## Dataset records
--- BEGIN ---
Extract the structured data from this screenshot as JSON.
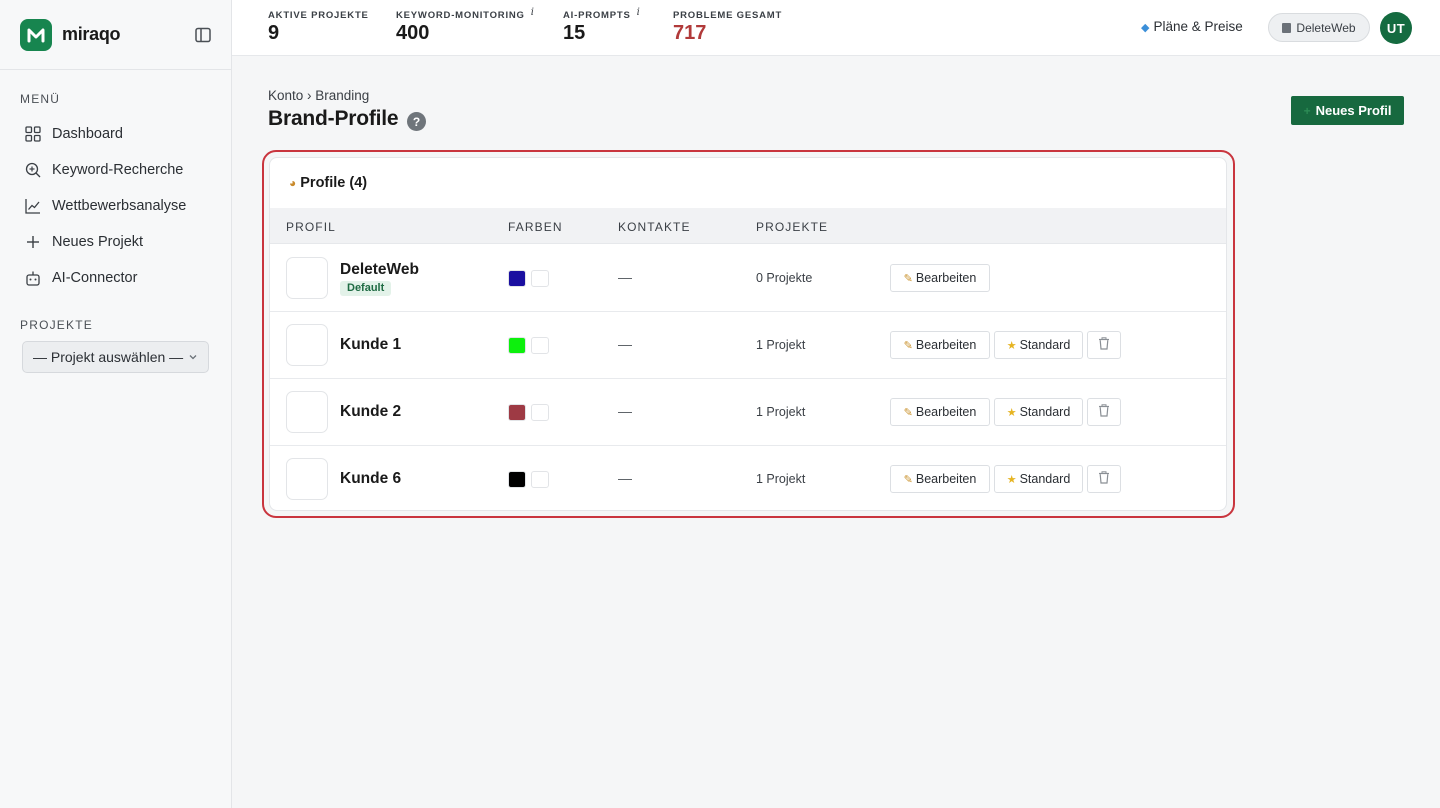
{
  "brand": {
    "name": "miraqo"
  },
  "sidebar": {
    "menu_label": "MENÜ",
    "items": [
      {
        "label": "Dashboard",
        "icon": "dashboard-grid-icon"
      },
      {
        "label": "Keyword-Recherche",
        "icon": "search-plus-icon"
      },
      {
        "label": "Wettbewerbsanalyse",
        "icon": "line-chart-icon"
      },
      {
        "label": "Neues Projekt",
        "icon": "plus-icon"
      },
      {
        "label": "AI-Connector",
        "icon": "robot-icon"
      }
    ],
    "projects_label": "PROJEKTE",
    "project_select": "— Projekt auswählen —"
  },
  "topbar": {
    "stats": [
      {
        "label": "AKTIVE PROJEKTE",
        "value": "9",
        "info": ""
      },
      {
        "label": "KEYWORD-MONITORING",
        "value": "400",
        "info": "i"
      },
      {
        "label": "AI-PROMPTS",
        "value": "15",
        "info": "i"
      },
      {
        "label": "PROBLEME GESAMT",
        "value": "717",
        "info": ""
      }
    ],
    "plans_link": "Pläne & Preise",
    "account": "DeleteWeb",
    "avatar_initials": "UT"
  },
  "page": {
    "breadcrumb": "Konto › Branding",
    "title": "Brand-Profile",
    "help": "?",
    "new_profile_button": "Neues Profil"
  },
  "card": {
    "title": "Profile (4)",
    "columns": [
      "PROFIL",
      "FARBEN",
      "KONTAKTE",
      "PROJEKTE"
    ],
    "rows": [
      {
        "name": "DeleteWeb",
        "badge": "Default",
        "colors": [
          "#1a0fa0",
          "#ffffff"
        ],
        "contacts": "—",
        "projects": "0 Projekte",
        "edit": "Bearbeiten"
      },
      {
        "name": "Kunde 1",
        "badge": "",
        "colors": [
          "#0df00d",
          "#ffffff"
        ],
        "contacts": "—",
        "projects": "1 Projekt",
        "edit": "Bearbeiten",
        "standard": "Standard"
      },
      {
        "name": "Kunde 2",
        "badge": "",
        "colors": [
          "#9e3a44",
          "#ffffff"
        ],
        "contacts": "—",
        "projects": "1 Projekt",
        "edit": "Bearbeiten",
        "standard": "Standard"
      },
      {
        "name": "Kunde 6",
        "badge": "",
        "colors": [
          "#000000",
          "#ffffff"
        ],
        "contacts": "—",
        "projects": "1 Projekt",
        "edit": "Bearbeiten",
        "standard": "Standard"
      }
    ]
  },
  "colors": {
    "accent": "#17693f",
    "alert": "#b13a3a",
    "highlight": "#c9353e"
  }
}
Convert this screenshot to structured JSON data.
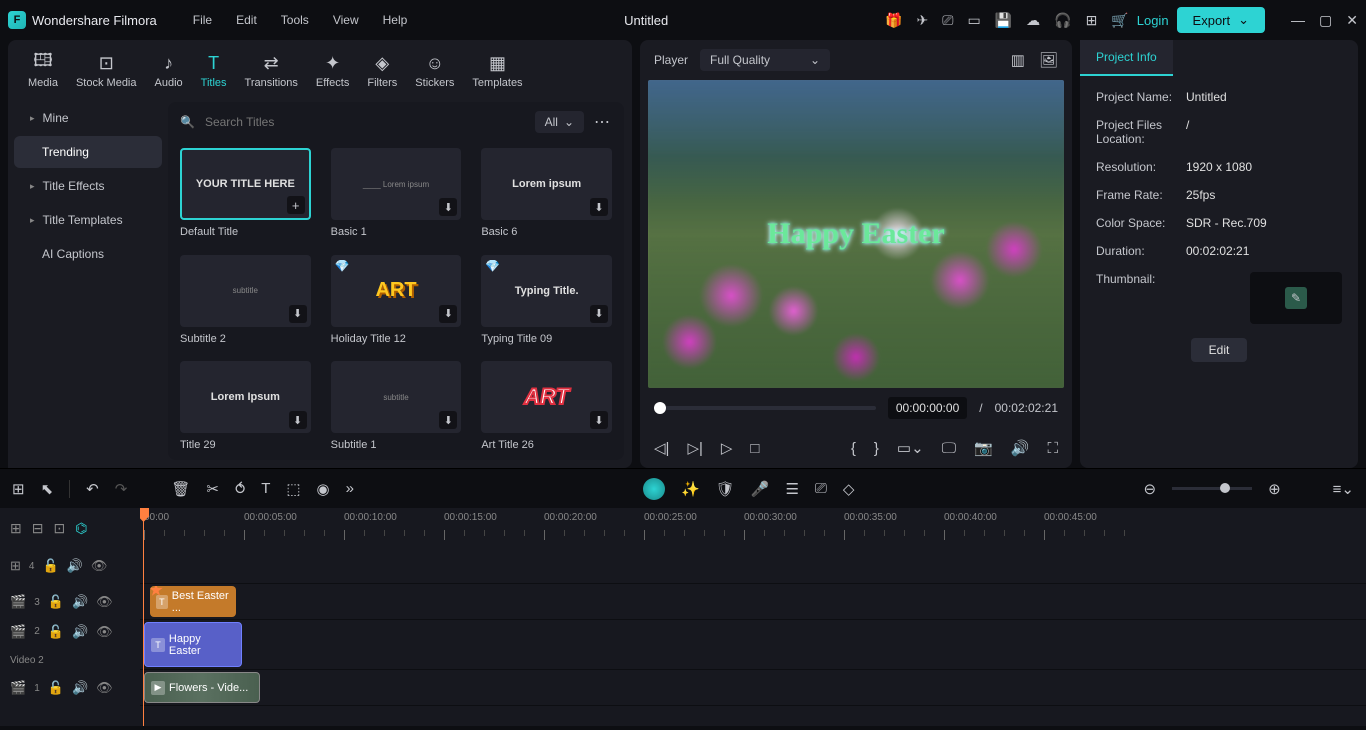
{
  "app": {
    "name": "Wondershare Filmora",
    "doc_title": "Untitled"
  },
  "menubar": [
    "File",
    "Edit",
    "Tools",
    "View",
    "Help"
  ],
  "login": "Login",
  "export": "Export",
  "tabs": [
    {
      "id": "media",
      "label": "Media",
      "icon": "🖽"
    },
    {
      "id": "stock",
      "label": "Stock Media",
      "icon": "⊡"
    },
    {
      "id": "audio",
      "label": "Audio",
      "icon": "♪"
    },
    {
      "id": "titles",
      "label": "Titles",
      "icon": "T",
      "active": true
    },
    {
      "id": "transitions",
      "label": "Transitions",
      "icon": "⇄"
    },
    {
      "id": "effects",
      "label": "Effects",
      "icon": "✦"
    },
    {
      "id": "filters",
      "label": "Filters",
      "icon": "◈"
    },
    {
      "id": "stickers",
      "label": "Stickers",
      "icon": "☺"
    },
    {
      "id": "templates",
      "label": "Templates",
      "icon": "▦"
    }
  ],
  "sidebar": [
    {
      "label": "Mine",
      "sub": false,
      "tri": true
    },
    {
      "label": "Trending",
      "sub": true,
      "active": true
    },
    {
      "label": "Title Effects",
      "sub": false,
      "tri": true
    },
    {
      "label": "Title Templates",
      "sub": false,
      "tri": true
    },
    {
      "label": "AI Captions",
      "sub": true
    }
  ],
  "search": {
    "placeholder": "Search Titles",
    "filter": "All"
  },
  "titles_grid": [
    {
      "label": "Default Title",
      "thumb": "YOUR TITLE HERE",
      "selected": true,
      "add": true
    },
    {
      "label": "Basic 1",
      "thumb": "____",
      "small": "Lorem ipsum",
      "dl": true
    },
    {
      "label": "Basic 6",
      "thumb": "Lorem ipsum",
      "dl": true
    },
    {
      "label": "Subtitle 2",
      "thumb": "",
      "small": "subtitle",
      "dl": true
    },
    {
      "label": "Holiday Title 12",
      "thumb": "ART",
      "art": 1,
      "diamond": true,
      "dl": true
    },
    {
      "label": "Typing Title 09",
      "thumb": "Typing Title.",
      "diamond": true,
      "dl": true
    },
    {
      "label": "Title 29",
      "thumb": "Lorem Ipsum",
      "dl": true
    },
    {
      "label": "Subtitle 1",
      "thumb": "",
      "small": "subtitle",
      "dl": true
    },
    {
      "label": "Art Title 26",
      "thumb": "ART",
      "art": 2,
      "dl": true
    }
  ],
  "preview": {
    "tab": "Player",
    "quality": "Full Quality",
    "overlay_title": "Happy Easter",
    "time_current": "00:00:00:00",
    "time_total": "00:02:02:21"
  },
  "info": {
    "tab": "Project Info",
    "rows": {
      "name_label": "Project Name:",
      "name": "Untitled",
      "loc_label": "Project Files Location:",
      "loc": "/",
      "res_label": "Resolution:",
      "res": "1920 x 1080",
      "fr_label": "Frame Rate:",
      "fr": "25fps",
      "cs_label": "Color Space:",
      "cs": "SDR - Rec.709",
      "dur_label": "Duration:",
      "dur": "00:02:02:21",
      "thumb_label": "Thumbnail:"
    },
    "edit": "Edit"
  },
  "timeline": {
    "ruler": [
      "00:00",
      "00:00:05:00",
      "00:00:10:00",
      "00:00:15:00",
      "00:00:20:00",
      "00:00:25:00",
      "00:00:30:00",
      "00:00:35:00",
      "00:00:40:00",
      "00:00:45:00"
    ],
    "track3_label": "3",
    "track2_num": "2",
    "track2_label": "Video 2",
    "track1_label": "1",
    "clip_easter": "Best Easter ...",
    "clip_happy": "Happy Easter",
    "clip_flowers": "Flowers - Vide..."
  }
}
--- END ---
## WRITTEN PROBLEM
Say how many lines have the string "Kunde" in them, offering no words beyond the number.

## ANSWER BELOW
3